--- START OF INFORMATION SUPPLIED ---

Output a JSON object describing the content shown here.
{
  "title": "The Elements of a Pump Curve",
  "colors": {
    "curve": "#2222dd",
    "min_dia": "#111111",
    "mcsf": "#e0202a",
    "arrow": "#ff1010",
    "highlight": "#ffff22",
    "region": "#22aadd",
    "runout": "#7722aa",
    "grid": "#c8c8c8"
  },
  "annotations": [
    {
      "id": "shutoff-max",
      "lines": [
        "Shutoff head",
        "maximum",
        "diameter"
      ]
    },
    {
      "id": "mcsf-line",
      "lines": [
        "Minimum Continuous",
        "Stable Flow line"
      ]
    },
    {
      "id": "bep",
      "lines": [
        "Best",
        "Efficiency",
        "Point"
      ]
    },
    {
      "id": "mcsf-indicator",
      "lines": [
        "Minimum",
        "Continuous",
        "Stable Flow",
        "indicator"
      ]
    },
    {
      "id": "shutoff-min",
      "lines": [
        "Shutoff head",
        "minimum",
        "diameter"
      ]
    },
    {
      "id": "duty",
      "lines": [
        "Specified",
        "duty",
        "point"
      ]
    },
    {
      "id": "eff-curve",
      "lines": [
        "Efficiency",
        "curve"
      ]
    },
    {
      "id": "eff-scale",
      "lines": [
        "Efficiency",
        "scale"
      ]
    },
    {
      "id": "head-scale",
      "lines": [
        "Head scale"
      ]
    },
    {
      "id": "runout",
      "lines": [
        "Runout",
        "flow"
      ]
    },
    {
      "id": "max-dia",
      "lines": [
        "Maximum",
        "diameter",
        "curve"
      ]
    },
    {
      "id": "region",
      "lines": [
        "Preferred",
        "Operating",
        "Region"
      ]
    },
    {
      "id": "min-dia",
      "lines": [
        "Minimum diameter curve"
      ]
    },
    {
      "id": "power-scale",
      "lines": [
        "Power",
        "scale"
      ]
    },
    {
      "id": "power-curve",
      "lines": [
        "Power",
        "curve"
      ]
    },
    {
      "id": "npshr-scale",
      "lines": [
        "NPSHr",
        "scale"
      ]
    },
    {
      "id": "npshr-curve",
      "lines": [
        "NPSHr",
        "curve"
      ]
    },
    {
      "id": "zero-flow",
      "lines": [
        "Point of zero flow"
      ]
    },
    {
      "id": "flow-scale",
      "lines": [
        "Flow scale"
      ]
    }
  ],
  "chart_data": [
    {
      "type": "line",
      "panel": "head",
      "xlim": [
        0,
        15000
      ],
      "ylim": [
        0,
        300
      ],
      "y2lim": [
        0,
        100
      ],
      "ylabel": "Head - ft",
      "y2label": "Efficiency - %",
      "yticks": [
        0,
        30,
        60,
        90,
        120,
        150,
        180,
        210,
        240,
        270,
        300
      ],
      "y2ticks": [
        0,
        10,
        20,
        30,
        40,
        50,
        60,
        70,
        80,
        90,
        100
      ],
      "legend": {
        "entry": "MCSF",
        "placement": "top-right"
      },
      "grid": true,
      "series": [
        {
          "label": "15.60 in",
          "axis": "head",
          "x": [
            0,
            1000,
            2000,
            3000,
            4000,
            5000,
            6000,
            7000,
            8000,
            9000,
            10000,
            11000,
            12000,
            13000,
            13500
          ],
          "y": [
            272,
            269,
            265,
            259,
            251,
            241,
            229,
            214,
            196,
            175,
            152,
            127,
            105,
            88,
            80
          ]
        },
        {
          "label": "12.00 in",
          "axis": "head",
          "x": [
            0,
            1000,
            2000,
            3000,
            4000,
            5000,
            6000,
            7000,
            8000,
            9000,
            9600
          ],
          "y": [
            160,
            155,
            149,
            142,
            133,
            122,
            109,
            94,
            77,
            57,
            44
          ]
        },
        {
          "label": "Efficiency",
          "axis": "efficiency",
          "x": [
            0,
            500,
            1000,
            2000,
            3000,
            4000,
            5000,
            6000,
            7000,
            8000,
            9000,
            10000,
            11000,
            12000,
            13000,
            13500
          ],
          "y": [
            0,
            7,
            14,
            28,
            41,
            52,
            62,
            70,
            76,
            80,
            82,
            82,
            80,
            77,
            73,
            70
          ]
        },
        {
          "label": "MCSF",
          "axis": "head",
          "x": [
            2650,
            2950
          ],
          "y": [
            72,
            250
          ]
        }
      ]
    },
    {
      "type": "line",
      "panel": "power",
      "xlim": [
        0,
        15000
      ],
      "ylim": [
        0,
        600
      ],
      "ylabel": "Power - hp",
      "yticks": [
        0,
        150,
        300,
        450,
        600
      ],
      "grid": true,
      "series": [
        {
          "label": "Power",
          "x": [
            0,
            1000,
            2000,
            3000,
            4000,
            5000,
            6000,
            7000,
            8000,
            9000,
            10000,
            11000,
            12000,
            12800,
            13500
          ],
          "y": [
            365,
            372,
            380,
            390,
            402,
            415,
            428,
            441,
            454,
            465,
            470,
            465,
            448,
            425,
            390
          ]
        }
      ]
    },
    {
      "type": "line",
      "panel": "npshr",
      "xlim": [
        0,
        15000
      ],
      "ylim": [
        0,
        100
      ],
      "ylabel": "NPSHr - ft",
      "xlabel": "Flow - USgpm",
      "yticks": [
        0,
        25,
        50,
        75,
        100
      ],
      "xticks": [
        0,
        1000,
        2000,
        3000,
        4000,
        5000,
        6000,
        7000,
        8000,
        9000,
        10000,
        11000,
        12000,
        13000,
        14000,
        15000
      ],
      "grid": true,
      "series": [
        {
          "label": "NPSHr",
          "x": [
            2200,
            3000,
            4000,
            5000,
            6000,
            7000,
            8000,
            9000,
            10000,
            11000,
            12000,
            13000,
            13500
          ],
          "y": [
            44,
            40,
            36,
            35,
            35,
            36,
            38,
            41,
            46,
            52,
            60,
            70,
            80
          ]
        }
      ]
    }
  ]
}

--- END OF INFORMATION SUPPLIED ---

- WRITTEN INSTRUCTION
Every record above should be output exactly.

- ANSWER FOR THE TASK
Output a JSON object describing the content shown here.
{
  "title": "The Elements of a Pump Curve",
  "colors": {
    "curve": "#2222dd",
    "min_dia": "#111111",
    "mcsf": "#e0202a",
    "arrow": "#ff1010",
    "highlight": "#ffff22",
    "region": "#22aadd",
    "runout": "#7722aa",
    "grid": "#c8c8c8"
  },
  "annotations": [
    {
      "id": "shutoff-max",
      "lines": [
        "Shutoff head",
        "maximum",
        "diameter"
      ]
    },
    {
      "id": "mcsf-line",
      "lines": [
        "Minimum Continuous",
        "Stable Flow line"
      ]
    },
    {
      "id": "bep",
      "lines": [
        "Best",
        "Efficiency",
        "Point"
      ]
    },
    {
      "id": "mcsf-indicator",
      "lines": [
        "Minimum",
        "Continuous",
        "Stable Flow",
        "indicator"
      ]
    },
    {
      "id": "shutoff-min",
      "lines": [
        "Shutoff head",
        "minimum",
        "diameter"
      ]
    },
    {
      "id": "duty",
      "lines": [
        "Specified",
        "duty",
        "point"
      ]
    },
    {
      "id": "eff-curve",
      "lines": [
        "Efficiency",
        "curve"
      ]
    },
    {
      "id": "eff-scale",
      "lines": [
        "Efficiency",
        "scale"
      ]
    },
    {
      "id": "head-scale",
      "lines": [
        "Head scale"
      ]
    },
    {
      "id": "runout",
      "lines": [
        "Runout",
        "flow"
      ]
    },
    {
      "id": "max-dia",
      "lines": [
        "Maximum",
        "diameter",
        "curve"
      ]
    },
    {
      "id": "region",
      "lines": [
        "Preferred",
        "Operating",
        "Region"
      ]
    },
    {
      "id": "min-dia",
      "lines": [
        "Minimum diameter curve"
      ]
    },
    {
      "id": "power-scale",
      "lines": [
        "Power",
        "scale"
      ]
    },
    {
      "id": "power-curve",
      "lines": [
        "Power",
        "curve"
      ]
    },
    {
      "id": "npshr-scale",
      "lines": [
        "NPSHr",
        "scale"
      ]
    },
    {
      "id": "npshr-curve",
      "lines": [
        "NPSHr",
        "curve"
      ]
    },
    {
      "id": "zero-flow",
      "lines": [
        "Point of zero flow"
      ]
    },
    {
      "id": "flow-scale",
      "lines": [
        "Flow scale"
      ]
    }
  ],
  "chart_data": [
    {
      "type": "line",
      "panel": "head",
      "xlim": [
        0,
        15000
      ],
      "ylim": [
        0,
        300
      ],
      "y2lim": [
        0,
        100
      ],
      "ylabel": "Head - ft",
      "y2label": "Efficiency - %",
      "yticks": [
        0,
        30,
        60,
        90,
        120,
        150,
        180,
        210,
        240,
        270,
        300
      ],
      "y2ticks": [
        0,
        10,
        20,
        30,
        40,
        50,
        60,
        70,
        80,
        90,
        100
      ],
      "legend": {
        "entry": "MCSF",
        "placement": "top-right"
      },
      "grid": true,
      "series": [
        {
          "label": "15.60 in",
          "axis": "head",
          "x": [
            0,
            1000,
            2000,
            3000,
            4000,
            5000,
            6000,
            7000,
            8000,
            9000,
            10000,
            11000,
            12000,
            13000,
            13500
          ],
          "y": [
            272,
            269,
            265,
            259,
            251,
            241,
            229,
            214,
            196,
            175,
            152,
            127,
            105,
            88,
            80
          ]
        },
        {
          "label": "12.00 in",
          "axis": "head",
          "x": [
            0,
            1000,
            2000,
            3000,
            4000,
            5000,
            6000,
            7000,
            8000,
            9000,
            9600
          ],
          "y": [
            160,
            155,
            149,
            142,
            133,
            122,
            109,
            94,
            77,
            57,
            44
          ]
        },
        {
          "label": "Efficiency",
          "axis": "efficiency",
          "x": [
            0,
            500,
            1000,
            2000,
            3000,
            4000,
            5000,
            6000,
            7000,
            8000,
            9000,
            10000,
            11000,
            12000,
            13000,
            13500
          ],
          "y": [
            0,
            7,
            14,
            28,
            41,
            52,
            62,
            70,
            76,
            80,
            82,
            82,
            80,
            77,
            73,
            70
          ]
        },
        {
          "label": "MCSF",
          "axis": "head",
          "x": [
            2650,
            2950
          ],
          "y": [
            72,
            250
          ]
        }
      ]
    },
    {
      "type": "line",
      "panel": "power",
      "xlim": [
        0,
        15000
      ],
      "ylim": [
        0,
        600
      ],
      "ylabel": "Power - hp",
      "yticks": [
        0,
        150,
        300,
        450,
        600
      ],
      "grid": true,
      "series": [
        {
          "label": "Power",
          "x": [
            0,
            1000,
            2000,
            3000,
            4000,
            5000,
            6000,
            7000,
            8000,
            9000,
            10000,
            11000,
            12000,
            12800,
            13500
          ],
          "y": [
            365,
            372,
            380,
            390,
            402,
            415,
            428,
            441,
            454,
            465,
            470,
            465,
            448,
            425,
            390
          ]
        }
      ]
    },
    {
      "type": "line",
      "panel": "npshr",
      "xlim": [
        0,
        15000
      ],
      "ylim": [
        0,
        100
      ],
      "ylabel": "NPSHr - ft",
      "xlabel": "Flow - USgpm",
      "yticks": [
        0,
        25,
        50,
        75,
        100
      ],
      "xticks": [
        0,
        1000,
        2000,
        3000,
        4000,
        5000,
        6000,
        7000,
        8000,
        9000,
        10000,
        11000,
        12000,
        13000,
        14000,
        15000
      ],
      "grid": true,
      "series": [
        {
          "label": "NPSHr",
          "x": [
            2200,
            3000,
            4000,
            5000,
            6000,
            7000,
            8000,
            9000,
            10000,
            11000,
            12000,
            13000,
            13500
          ],
          "y": [
            44,
            40,
            36,
            35,
            35,
            36,
            38,
            41,
            46,
            52,
            60,
            70,
            80
          ]
        }
      ]
    }
  ]
}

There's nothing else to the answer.